WORK TO BE COMPLETED = State how many lines hold the word "range", with no other words.

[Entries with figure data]
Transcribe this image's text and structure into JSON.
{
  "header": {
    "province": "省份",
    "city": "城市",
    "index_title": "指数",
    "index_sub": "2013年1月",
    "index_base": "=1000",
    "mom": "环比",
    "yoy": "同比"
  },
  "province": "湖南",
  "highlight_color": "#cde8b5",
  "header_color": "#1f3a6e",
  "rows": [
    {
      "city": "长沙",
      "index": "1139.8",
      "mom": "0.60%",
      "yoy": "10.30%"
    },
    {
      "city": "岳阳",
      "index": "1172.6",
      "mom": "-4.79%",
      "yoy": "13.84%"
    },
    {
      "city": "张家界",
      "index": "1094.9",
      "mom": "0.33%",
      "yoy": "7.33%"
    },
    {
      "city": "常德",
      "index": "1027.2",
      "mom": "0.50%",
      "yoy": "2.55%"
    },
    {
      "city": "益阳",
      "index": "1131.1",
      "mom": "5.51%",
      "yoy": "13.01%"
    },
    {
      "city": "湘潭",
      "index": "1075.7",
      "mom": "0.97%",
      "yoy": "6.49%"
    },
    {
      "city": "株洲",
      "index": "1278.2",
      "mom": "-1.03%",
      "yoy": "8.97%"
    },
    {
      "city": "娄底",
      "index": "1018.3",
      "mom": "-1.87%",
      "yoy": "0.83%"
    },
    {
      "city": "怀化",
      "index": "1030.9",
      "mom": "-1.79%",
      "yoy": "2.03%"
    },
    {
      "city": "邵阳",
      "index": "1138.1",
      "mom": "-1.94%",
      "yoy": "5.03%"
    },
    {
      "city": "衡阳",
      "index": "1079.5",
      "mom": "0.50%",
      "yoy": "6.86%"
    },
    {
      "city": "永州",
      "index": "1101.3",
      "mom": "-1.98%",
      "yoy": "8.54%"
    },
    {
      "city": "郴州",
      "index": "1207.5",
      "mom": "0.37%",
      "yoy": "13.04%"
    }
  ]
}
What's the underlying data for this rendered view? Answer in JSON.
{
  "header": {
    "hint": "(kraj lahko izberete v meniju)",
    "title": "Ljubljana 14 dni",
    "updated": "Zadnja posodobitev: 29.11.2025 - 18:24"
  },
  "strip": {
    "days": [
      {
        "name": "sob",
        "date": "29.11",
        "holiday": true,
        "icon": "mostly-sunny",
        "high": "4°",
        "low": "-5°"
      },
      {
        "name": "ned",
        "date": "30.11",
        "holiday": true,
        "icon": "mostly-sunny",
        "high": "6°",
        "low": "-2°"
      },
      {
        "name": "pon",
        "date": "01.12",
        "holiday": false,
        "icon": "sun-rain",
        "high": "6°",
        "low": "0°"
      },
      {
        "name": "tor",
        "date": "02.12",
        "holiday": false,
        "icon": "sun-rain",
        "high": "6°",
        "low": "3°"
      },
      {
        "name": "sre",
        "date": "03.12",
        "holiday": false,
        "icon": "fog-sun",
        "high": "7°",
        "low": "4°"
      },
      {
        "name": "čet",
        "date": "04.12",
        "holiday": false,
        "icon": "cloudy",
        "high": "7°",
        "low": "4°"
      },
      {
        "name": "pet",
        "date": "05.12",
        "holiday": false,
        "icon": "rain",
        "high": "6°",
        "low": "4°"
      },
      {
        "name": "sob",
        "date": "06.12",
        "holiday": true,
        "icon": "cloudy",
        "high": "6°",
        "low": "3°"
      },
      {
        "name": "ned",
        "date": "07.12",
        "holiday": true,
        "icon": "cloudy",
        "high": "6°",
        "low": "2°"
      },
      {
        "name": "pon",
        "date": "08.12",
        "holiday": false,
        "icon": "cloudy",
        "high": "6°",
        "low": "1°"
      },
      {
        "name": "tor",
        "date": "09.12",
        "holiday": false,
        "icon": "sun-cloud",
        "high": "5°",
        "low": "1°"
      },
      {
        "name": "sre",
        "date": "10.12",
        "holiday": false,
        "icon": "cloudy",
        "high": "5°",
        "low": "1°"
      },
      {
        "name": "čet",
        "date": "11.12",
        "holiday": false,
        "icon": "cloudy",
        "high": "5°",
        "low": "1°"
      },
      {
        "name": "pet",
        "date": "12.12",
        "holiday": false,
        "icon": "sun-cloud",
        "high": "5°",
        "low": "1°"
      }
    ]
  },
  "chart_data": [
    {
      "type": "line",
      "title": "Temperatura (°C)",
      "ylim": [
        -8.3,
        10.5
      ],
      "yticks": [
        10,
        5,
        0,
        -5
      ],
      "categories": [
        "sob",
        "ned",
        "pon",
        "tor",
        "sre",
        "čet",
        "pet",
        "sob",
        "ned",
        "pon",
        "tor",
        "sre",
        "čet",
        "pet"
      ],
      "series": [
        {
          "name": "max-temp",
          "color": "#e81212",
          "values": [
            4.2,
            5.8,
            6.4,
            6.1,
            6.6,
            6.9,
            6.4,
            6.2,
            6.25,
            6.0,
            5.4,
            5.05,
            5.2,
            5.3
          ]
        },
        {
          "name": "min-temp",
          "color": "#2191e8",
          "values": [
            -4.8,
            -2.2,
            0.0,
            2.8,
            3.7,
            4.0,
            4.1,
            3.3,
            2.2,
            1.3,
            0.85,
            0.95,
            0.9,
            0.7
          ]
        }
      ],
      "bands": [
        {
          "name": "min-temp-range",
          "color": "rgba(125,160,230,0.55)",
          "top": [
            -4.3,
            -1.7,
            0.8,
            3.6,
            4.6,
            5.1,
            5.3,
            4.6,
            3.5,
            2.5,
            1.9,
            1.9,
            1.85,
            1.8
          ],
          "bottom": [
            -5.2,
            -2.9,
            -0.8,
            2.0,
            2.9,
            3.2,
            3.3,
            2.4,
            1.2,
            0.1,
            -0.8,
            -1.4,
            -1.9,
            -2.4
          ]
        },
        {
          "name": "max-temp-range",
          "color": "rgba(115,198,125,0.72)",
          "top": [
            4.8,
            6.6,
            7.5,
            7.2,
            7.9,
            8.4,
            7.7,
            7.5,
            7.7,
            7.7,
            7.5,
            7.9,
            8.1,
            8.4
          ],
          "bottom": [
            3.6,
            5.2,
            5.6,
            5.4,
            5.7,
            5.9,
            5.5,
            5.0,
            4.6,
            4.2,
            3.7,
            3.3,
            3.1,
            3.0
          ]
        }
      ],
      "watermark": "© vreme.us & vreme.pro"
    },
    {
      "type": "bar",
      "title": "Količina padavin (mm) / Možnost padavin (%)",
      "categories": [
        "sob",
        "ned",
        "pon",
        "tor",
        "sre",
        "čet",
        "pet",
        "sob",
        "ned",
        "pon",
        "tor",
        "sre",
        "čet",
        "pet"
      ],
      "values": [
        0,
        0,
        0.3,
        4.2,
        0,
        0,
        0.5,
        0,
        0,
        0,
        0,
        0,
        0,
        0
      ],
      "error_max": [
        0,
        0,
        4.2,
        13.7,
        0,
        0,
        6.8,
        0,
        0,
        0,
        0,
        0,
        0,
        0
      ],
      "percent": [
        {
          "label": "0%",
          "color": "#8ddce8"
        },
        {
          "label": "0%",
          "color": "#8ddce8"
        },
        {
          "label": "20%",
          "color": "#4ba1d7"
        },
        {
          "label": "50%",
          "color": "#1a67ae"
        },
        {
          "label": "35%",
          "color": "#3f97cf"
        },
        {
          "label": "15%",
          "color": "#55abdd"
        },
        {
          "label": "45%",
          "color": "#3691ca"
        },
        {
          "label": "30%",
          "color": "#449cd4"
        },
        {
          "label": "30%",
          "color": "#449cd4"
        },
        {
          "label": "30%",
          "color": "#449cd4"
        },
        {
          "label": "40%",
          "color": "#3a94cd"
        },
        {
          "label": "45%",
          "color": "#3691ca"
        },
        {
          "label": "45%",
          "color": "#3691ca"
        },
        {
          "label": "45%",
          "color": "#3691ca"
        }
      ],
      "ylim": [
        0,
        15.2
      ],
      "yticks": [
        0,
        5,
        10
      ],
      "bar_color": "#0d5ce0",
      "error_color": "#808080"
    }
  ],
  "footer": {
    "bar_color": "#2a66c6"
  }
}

SOLUTION TO THE EXERCISE = 2